*** Begin section ***
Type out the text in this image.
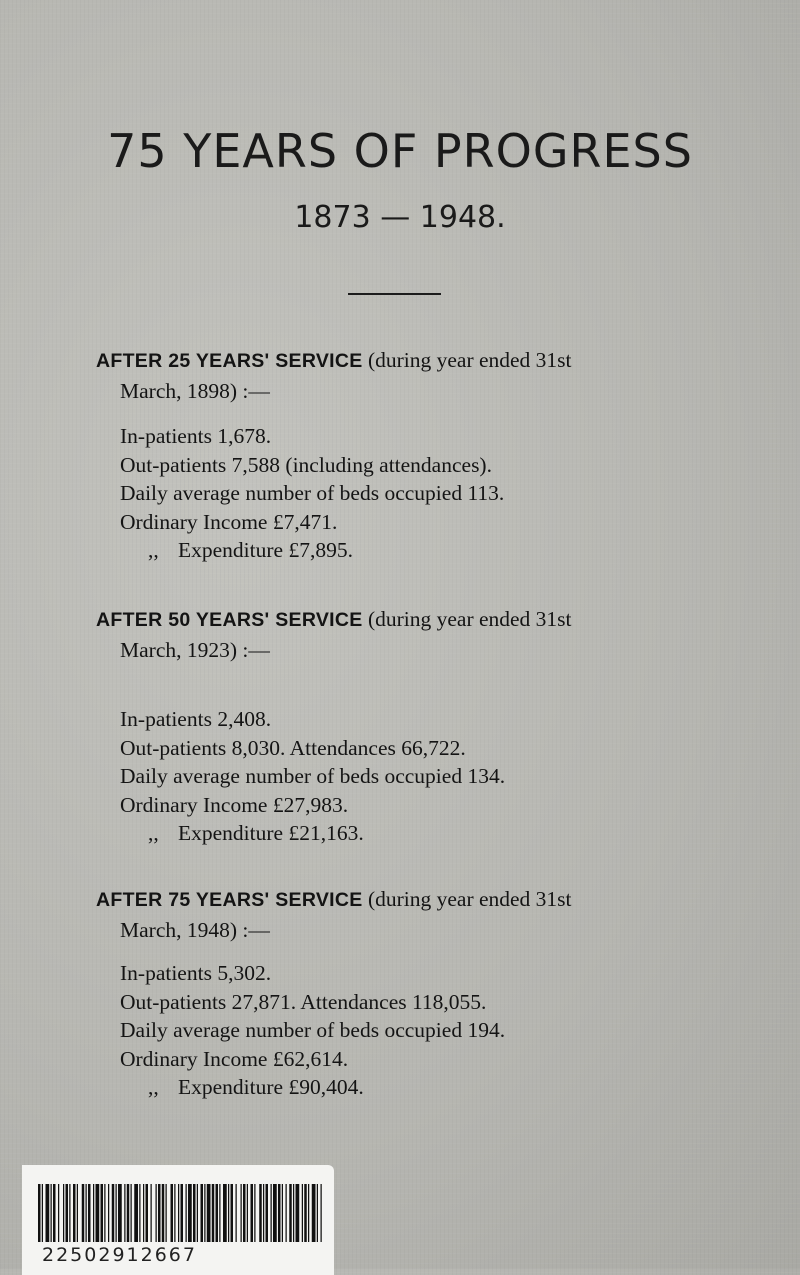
75 YEARS OF PROGRESS

1873 — 1948.

AFTER 25 YEARS' SERVICE (during year ended 31st
March, 1898) :—

In-patients 1,678.
Out-patients 7,588 (including attendances).
Daily average number of beds occupied 113.
Ordinary Income £7,471.
,, Expenditure £7,895.

AFTER 50 YEARS' SERVICE (during year ended 31st
March, 1923) :—

In-patients 2,408.
Out-patients 8,030. Attendances 66,722.
Daily average number of beds occupied 134.
Ordinary Income £27,983.
,, Expenditure £21,163.

AFTER 75 YEARS' SERVICE (during year ended 31st
March, 1948) :—

In-patients 5,302.
Out-patients 27,871. Attendances 118,055.
Daily average number of beds occupied 194.
Ordinary Income £62,614.
,, Expenditure £90,404.
22502912667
*** End section ***
Aim of the task
Across the material above, how many lines have the word "YEARS" in them? Answer with a bare number.

Output below
4